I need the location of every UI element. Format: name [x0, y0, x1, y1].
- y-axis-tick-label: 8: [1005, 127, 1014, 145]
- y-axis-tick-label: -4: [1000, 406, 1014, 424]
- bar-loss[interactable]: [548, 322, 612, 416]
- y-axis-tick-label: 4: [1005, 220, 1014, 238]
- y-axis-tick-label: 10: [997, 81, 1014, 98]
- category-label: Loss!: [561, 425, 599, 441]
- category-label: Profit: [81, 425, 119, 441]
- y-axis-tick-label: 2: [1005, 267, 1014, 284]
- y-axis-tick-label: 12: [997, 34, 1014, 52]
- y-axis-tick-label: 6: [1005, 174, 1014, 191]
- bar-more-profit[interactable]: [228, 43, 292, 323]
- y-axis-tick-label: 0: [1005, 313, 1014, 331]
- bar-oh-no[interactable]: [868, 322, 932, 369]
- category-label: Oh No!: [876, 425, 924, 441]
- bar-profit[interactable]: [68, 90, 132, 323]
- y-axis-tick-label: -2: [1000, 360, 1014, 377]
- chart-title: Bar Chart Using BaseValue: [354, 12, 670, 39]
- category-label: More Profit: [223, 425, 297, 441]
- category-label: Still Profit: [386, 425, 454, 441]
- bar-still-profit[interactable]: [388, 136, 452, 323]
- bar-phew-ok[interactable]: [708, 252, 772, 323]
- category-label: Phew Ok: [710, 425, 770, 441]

_DESCRIPTION OF THE TASK_
Repeat every line of the records above exactly, keeping their order.

_THE ANSWER_
I need the location of every UI element. Format: name [x0, y0, x1, y1].
- y-axis-tick-label: 8: [1005, 127, 1014, 145]
- y-axis-tick-label: -4: [1000, 406, 1014, 424]
- bar-loss[interactable]: [548, 322, 612, 416]
- y-axis-tick-label: 4: [1005, 220, 1014, 238]
- y-axis-tick-label: 10: [997, 81, 1014, 98]
- category-label: Loss!: [561, 425, 599, 441]
- category-label: Profit: [81, 425, 119, 441]
- y-axis-tick-label: 2: [1005, 267, 1014, 284]
- y-axis-tick-label: 12: [997, 34, 1014, 52]
- y-axis-tick-label: 6: [1005, 174, 1014, 191]
- bar-more-profit[interactable]: [228, 43, 292, 323]
- y-axis-tick-label: 0: [1005, 313, 1014, 331]
- bar-oh-no[interactable]: [868, 322, 932, 369]
- category-label: Oh No!: [876, 425, 924, 441]
- bar-profit[interactable]: [68, 90, 132, 323]
- y-axis-tick-label: -2: [1000, 360, 1014, 377]
- chart-title: Bar Chart Using BaseValue: [354, 12, 670, 39]
- category-label: More Profit: [223, 425, 297, 441]
- category-label: Still Profit: [386, 425, 454, 441]
- bar-still-profit[interactable]: [388, 136, 452, 323]
- bar-phew-ok[interactable]: [708, 252, 772, 323]
- category-label: Phew Ok: [710, 425, 770, 441]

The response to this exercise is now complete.